BEGIN Supplied material

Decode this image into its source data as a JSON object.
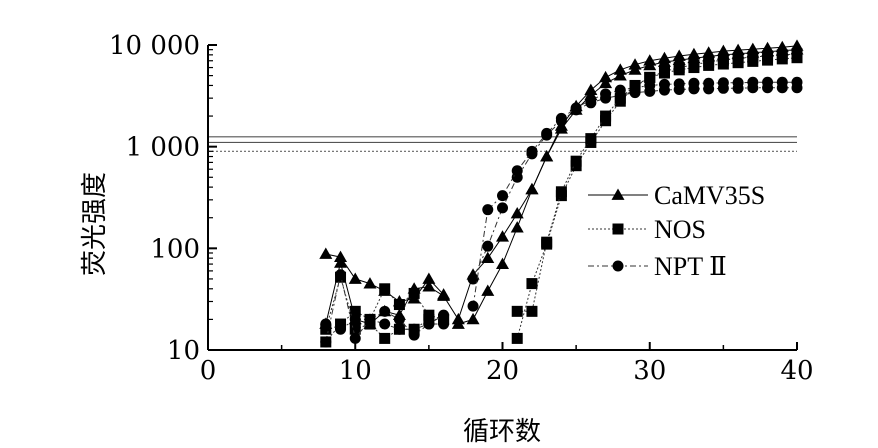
{
  "chart_data": {
    "type": "line",
    "title": "",
    "xlabel": "循环数",
    "ylabel": "荧光强度",
    "xlim": [
      0,
      40
    ],
    "ylim": [
      10,
      10000
    ],
    "yscale": "log",
    "grid": false,
    "legend_position": "right",
    "x_ticks": [
      0,
      10,
      20,
      30,
      40
    ],
    "x_tick_labels": [
      "0",
      "10",
      "20",
      "30",
      "40"
    ],
    "y_ticks": [
      10,
      100,
      1000,
      10000
    ],
    "y_tick_labels": [
      "10",
      "100",
      "1 000",
      "10 000"
    ],
    "thresholds": [
      {
        "value": 1250,
        "style": "solid"
      },
      {
        "value": 1100,
        "style": "solid"
      },
      {
        "value": 900,
        "style": "dotted"
      }
    ],
    "series": [
      {
        "name": "CaMV35S",
        "marker": "triangle",
        "line_style": "solid",
        "replicates": [
          [
            [
              8,
              88
            ],
            [
              9,
              82
            ],
            [
              10,
              50
            ],
            [
              11,
              45
            ],
            [
              12,
              38
            ],
            [
              13,
              30
            ],
            [
              14,
              32
            ],
            [
              15,
              50
            ],
            [
              16,
              35
            ]
          ],
          [
            [
              8,
              18
            ],
            [
              9,
              72
            ],
            [
              10,
              20
            ],
            [
              11,
              18
            ],
            [
              12,
              24
            ],
            [
              13,
              22
            ],
            [
              14,
              40
            ],
            [
              15,
              42
            ],
            [
              16,
              34
            ],
            [
              17,
              20
            ],
            [
              18,
              55
            ],
            [
              19,
              80
            ],
            [
              20,
              130
            ],
            [
              21,
              220
            ],
            [
              22,
              380
            ],
            [
              23,
              800
            ],
            [
              24,
              1600
            ],
            [
              25,
              2500
            ],
            [
              26,
              3600
            ],
            [
              27,
              4800
            ],
            [
              28,
              5700
            ],
            [
              29,
              6400
            ],
            [
              30,
              7000
            ],
            [
              31,
              7400
            ],
            [
              32,
              7800
            ],
            [
              33,
              8100
            ],
            [
              34,
              8400
            ],
            [
              35,
              8700
            ],
            [
              36,
              8900
            ],
            [
              37,
              9100
            ],
            [
              38,
              9300
            ],
            [
              39,
              9500
            ],
            [
              40,
              9800
            ]
          ],
          [
            [
              17,
              18
            ],
            [
              18,
              20
            ],
            [
              19,
              38
            ],
            [
              20,
              70
            ],
            [
              21,
              160
            ],
            [
              22,
              380
            ],
            [
              23,
              800
            ],
            [
              24,
              1500
            ],
            [
              25,
              2300
            ],
            [
              26,
              3200
            ],
            [
              27,
              4200
            ],
            [
              28,
              5000
            ],
            [
              29,
              5700
            ],
            [
              30,
              6300
            ],
            [
              31,
              6800
            ],
            [
              32,
              7100
            ],
            [
              33,
              7400
            ],
            [
              34,
              7700
            ],
            [
              35,
              8000
            ],
            [
              36,
              8200
            ],
            [
              37,
              8400
            ],
            [
              38,
              8600
            ],
            [
              39,
              8800
            ],
            [
              40,
              9000
            ]
          ]
        ]
      },
      {
        "name": "NOS",
        "marker": "square",
        "line_style": "dotted",
        "replicates": [
          [
            [
              8,
              12
            ],
            [
              9,
              18
            ],
            [
              10,
              24
            ],
            [
              11,
              20
            ],
            [
              12,
              40
            ],
            [
              13,
              28
            ],
            [
              14,
              36
            ],
            [
              15,
              22
            ],
            [
              16,
              20
            ]
          ],
          [
            [
              8,
              16
            ],
            [
              9,
              52
            ],
            [
              10,
              16
            ],
            [
              11,
              18
            ],
            [
              12,
              13
            ],
            [
              13,
              16
            ],
            [
              14,
              16
            ],
            [
              15,
              20
            ],
            [
              16,
              20
            ]
          ],
          [
            [
              21,
              13
            ],
            [
              22,
              45
            ],
            [
              23,
              110
            ],
            [
              24,
              330
            ],
            [
              25,
              650
            ],
            [
              26,
              1100
            ],
            [
              27,
              1800
            ],
            [
              28,
              2800
            ],
            [
              29,
              3900
            ],
            [
              30,
              4800
            ],
            [
              31,
              5500
            ],
            [
              32,
              6000
            ],
            [
              33,
              6400
            ],
            [
              34,
              6800
            ],
            [
              35,
              7100
            ],
            [
              36,
              7400
            ],
            [
              37,
              7600
            ],
            [
              38,
              7800
            ],
            [
              39,
              8000
            ],
            [
              40,
              8200
            ]
          ],
          [
            [
              21,
              24
            ],
            [
              22,
              24
            ],
            [
              23,
              115
            ],
            [
              24,
              360
            ],
            [
              25,
              720
            ],
            [
              26,
              1200
            ],
            [
              27,
              2000
            ],
            [
              28,
              3000
            ],
            [
              29,
              4000
            ],
            [
              30,
              4800
            ],
            [
              31,
              5300
            ],
            [
              32,
              5700
            ],
            [
              33,
              6000
            ],
            [
              34,
              6300
            ],
            [
              35,
              6500
            ],
            [
              36,
              6700
            ],
            [
              37,
              6900
            ],
            [
              38,
              7100
            ],
            [
              39,
              7300
            ],
            [
              40,
              7500
            ]
          ]
        ]
      },
      {
        "name": "NPT Ⅱ",
        "marker": "circle",
        "line_style": "dash-dot",
        "replicates": [
          [
            [
              8,
              12
            ],
            [
              9,
              55
            ],
            [
              10,
              13
            ],
            [
              11,
              20
            ],
            [
              12,
              24
            ],
            [
              13,
              20
            ],
            [
              14,
              14
            ],
            [
              15,
              18
            ],
            [
              16,
              22
            ]
          ],
          [
            [
              8,
              18
            ],
            [
              9,
              16
            ],
            [
              10,
              20
            ],
            [
              11,
              20
            ],
            [
              12,
              18
            ],
            [
              13,
              16
            ],
            [
              14,
              16
            ],
            [
              15,
              18
            ],
            [
              16,
              18
            ]
          ],
          [
            [
              18,
              50
            ],
            [
              19,
              105
            ],
            [
              20,
              250
            ],
            [
              21,
              500
            ],
            [
              22,
              850
            ],
            [
              23,
              1300
            ],
            [
              24,
              1800
            ],
            [
              25,
              2300
            ],
            [
              26,
              2700
            ],
            [
              27,
              3000
            ],
            [
              28,
              3200
            ],
            [
              29,
              3400
            ],
            [
              30,
              3500
            ],
            [
              31,
              3600
            ],
            [
              32,
              3650
            ],
            [
              33,
              3700
            ],
            [
              34,
              3700
            ],
            [
              35,
              3750
            ],
            [
              36,
              3750
            ],
            [
              37,
              3800
            ],
            [
              38,
              3800
            ],
            [
              39,
              3800
            ],
            [
              40,
              3800
            ]
          ],
          [
            [
              18,
              27
            ],
            [
              19,
              240
            ],
            [
              20,
              330
            ],
            [
              21,
              580
            ],
            [
              22,
              900
            ],
            [
              23,
              1350
            ],
            [
              24,
              1900
            ],
            [
              25,
              2400
            ],
            [
              26,
              2900
            ],
            [
              27,
              3300
            ],
            [
              28,
              3600
            ],
            [
              29,
              3800
            ],
            [
              30,
              4000
            ],
            [
              31,
              4100
            ],
            [
              32,
              4150
            ],
            [
              33,
              4200
            ],
            [
              34,
              4200
            ],
            [
              35,
              4250
            ],
            [
              36,
              4250
            ],
            [
              37,
              4300
            ],
            [
              38,
              4300
            ],
            [
              39,
              4300
            ],
            [
              40,
              4300
            ]
          ]
        ]
      }
    ]
  }
}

END Supplied material

What needs to be done:
Output every entry word for word, but omit the pictures.

Task response:
Decode this image into its source data as a JSON object.
{
  "chart_data": {
    "type": "line",
    "title": "",
    "xlabel": "循环数",
    "ylabel": "荧光强度",
    "xlim": [
      0,
      40
    ],
    "ylim": [
      10,
      10000
    ],
    "yscale": "log",
    "grid": false,
    "legend_position": "right",
    "x_ticks": [
      0,
      10,
      20,
      30,
      40
    ],
    "x_tick_labels": [
      "0",
      "10",
      "20",
      "30",
      "40"
    ],
    "y_ticks": [
      10,
      100,
      1000,
      10000
    ],
    "y_tick_labels": [
      "10",
      "100",
      "1 000",
      "10 000"
    ],
    "thresholds": [
      {
        "value": 1250,
        "style": "solid"
      },
      {
        "value": 1100,
        "style": "solid"
      },
      {
        "value": 900,
        "style": "dotted"
      }
    ],
    "series": [
      {
        "name": "CaMV35S",
        "marker": "triangle",
        "line_style": "solid",
        "replicates": [
          [
            [
              8,
              88
            ],
            [
              9,
              82
            ],
            [
              10,
              50
            ],
            [
              11,
              45
            ],
            [
              12,
              38
            ],
            [
              13,
              30
            ],
            [
              14,
              32
            ],
            [
              15,
              50
            ],
            [
              16,
              35
            ]
          ],
          [
            [
              8,
              18
            ],
            [
              9,
              72
            ],
            [
              10,
              20
            ],
            [
              11,
              18
            ],
            [
              12,
              24
            ],
            [
              13,
              22
            ],
            [
              14,
              40
            ],
            [
              15,
              42
            ],
            [
              16,
              34
            ],
            [
              17,
              20
            ],
            [
              18,
              55
            ],
            [
              19,
              80
            ],
            [
              20,
              130
            ],
            [
              21,
              220
            ],
            [
              22,
              380
            ],
            [
              23,
              800
            ],
            [
              24,
              1600
            ],
            [
              25,
              2500
            ],
            [
              26,
              3600
            ],
            [
              27,
              4800
            ],
            [
              28,
              5700
            ],
            [
              29,
              6400
            ],
            [
              30,
              7000
            ],
            [
              31,
              7400
            ],
            [
              32,
              7800
            ],
            [
              33,
              8100
            ],
            [
              34,
              8400
            ],
            [
              35,
              8700
            ],
            [
              36,
              8900
            ],
            [
              37,
              9100
            ],
            [
              38,
              9300
            ],
            [
              39,
              9500
            ],
            [
              40,
              9800
            ]
          ],
          [
            [
              17,
              18
            ],
            [
              18,
              20
            ],
            [
              19,
              38
            ],
            [
              20,
              70
            ],
            [
              21,
              160
            ],
            [
              22,
              380
            ],
            [
              23,
              800
            ],
            [
              24,
              1500
            ],
            [
              25,
              2300
            ],
            [
              26,
              3200
            ],
            [
              27,
              4200
            ],
            [
              28,
              5000
            ],
            [
              29,
              5700
            ],
            [
              30,
              6300
            ],
            [
              31,
              6800
            ],
            [
              32,
              7100
            ],
            [
              33,
              7400
            ],
            [
              34,
              7700
            ],
            [
              35,
              8000
            ],
            [
              36,
              8200
            ],
            [
              37,
              8400
            ],
            [
              38,
              8600
            ],
            [
              39,
              8800
            ],
            [
              40,
              9000
            ]
          ]
        ]
      },
      {
        "name": "NOS",
        "marker": "square",
        "line_style": "dotted",
        "replicates": [
          [
            [
              8,
              12
            ],
            [
              9,
              18
            ],
            [
              10,
              24
            ],
            [
              11,
              20
            ],
            [
              12,
              40
            ],
            [
              13,
              28
            ],
            [
              14,
              36
            ],
            [
              15,
              22
            ],
            [
              16,
              20
            ]
          ],
          [
            [
              8,
              16
            ],
            [
              9,
              52
            ],
            [
              10,
              16
            ],
            [
              11,
              18
            ],
            [
              12,
              13
            ],
            [
              13,
              16
            ],
            [
              14,
              16
            ],
            [
              15,
              20
            ],
            [
              16,
              20
            ]
          ],
          [
            [
              21,
              13
            ],
            [
              22,
              45
            ],
            [
              23,
              110
            ],
            [
              24,
              330
            ],
            [
              25,
              650
            ],
            [
              26,
              1100
            ],
            [
              27,
              1800
            ],
            [
              28,
              2800
            ],
            [
              29,
              3900
            ],
            [
              30,
              4800
            ],
            [
              31,
              5500
            ],
            [
              32,
              6000
            ],
            [
              33,
              6400
            ],
            [
              34,
              6800
            ],
            [
              35,
              7100
            ],
            [
              36,
              7400
            ],
            [
              37,
              7600
            ],
            [
              38,
              7800
            ],
            [
              39,
              8000
            ],
            [
              40,
              8200
            ]
          ],
          [
            [
              21,
              24
            ],
            [
              22,
              24
            ],
            [
              23,
              115
            ],
            [
              24,
              360
            ],
            [
              25,
              720
            ],
            [
              26,
              1200
            ],
            [
              27,
              2000
            ],
            [
              28,
              3000
            ],
            [
              29,
              4000
            ],
            [
              30,
              4800
            ],
            [
              31,
              5300
            ],
            [
              32,
              5700
            ],
            [
              33,
              6000
            ],
            [
              34,
              6300
            ],
            [
              35,
              6500
            ],
            [
              36,
              6700
            ],
            [
              37,
              6900
            ],
            [
              38,
              7100
            ],
            [
              39,
              7300
            ],
            [
              40,
              7500
            ]
          ]
        ]
      },
      {
        "name": "NPT Ⅱ",
        "marker": "circle",
        "line_style": "dash-dot",
        "replicates": [
          [
            [
              8,
              12
            ],
            [
              9,
              55
            ],
            [
              10,
              13
            ],
            [
              11,
              20
            ],
            [
              12,
              24
            ],
            [
              13,
              20
            ],
            [
              14,
              14
            ],
            [
              15,
              18
            ],
            [
              16,
              22
            ]
          ],
          [
            [
              8,
              18
            ],
            [
              9,
              16
            ],
            [
              10,
              20
            ],
            [
              11,
              20
            ],
            [
              12,
              18
            ],
            [
              13,
              16
            ],
            [
              14,
              16
            ],
            [
              15,
              18
            ],
            [
              16,
              18
            ]
          ],
          [
            [
              18,
              50
            ],
            [
              19,
              105
            ],
            [
              20,
              250
            ],
            [
              21,
              500
            ],
            [
              22,
              850
            ],
            [
              23,
              1300
            ],
            [
              24,
              1800
            ],
            [
              25,
              2300
            ],
            [
              26,
              2700
            ],
            [
              27,
              3000
            ],
            [
              28,
              3200
            ],
            [
              29,
              3400
            ],
            [
              30,
              3500
            ],
            [
              31,
              3600
            ],
            [
              32,
              3650
            ],
            [
              33,
              3700
            ],
            [
              34,
              3700
            ],
            [
              35,
              3750
            ],
            [
              36,
              3750
            ],
            [
              37,
              3800
            ],
            [
              38,
              3800
            ],
            [
              39,
              3800
            ],
            [
              40,
              3800
            ]
          ],
          [
            [
              18,
              27
            ],
            [
              19,
              240
            ],
            [
              20,
              330
            ],
            [
              21,
              580
            ],
            [
              22,
              900
            ],
            [
              23,
              1350
            ],
            [
              24,
              1900
            ],
            [
              25,
              2400
            ],
            [
              26,
              2900
            ],
            [
              27,
              3300
            ],
            [
              28,
              3600
            ],
            [
              29,
              3800
            ],
            [
              30,
              4000
            ],
            [
              31,
              4100
            ],
            [
              32,
              4150
            ],
            [
              33,
              4200
            ],
            [
              34,
              4200
            ],
            [
              35,
              4250
            ],
            [
              36,
              4250
            ],
            [
              37,
              4300
            ],
            [
              38,
              4300
            ],
            [
              39,
              4300
            ],
            [
              40,
              4300
            ]
          ]
        ]
      }
    ]
  }
}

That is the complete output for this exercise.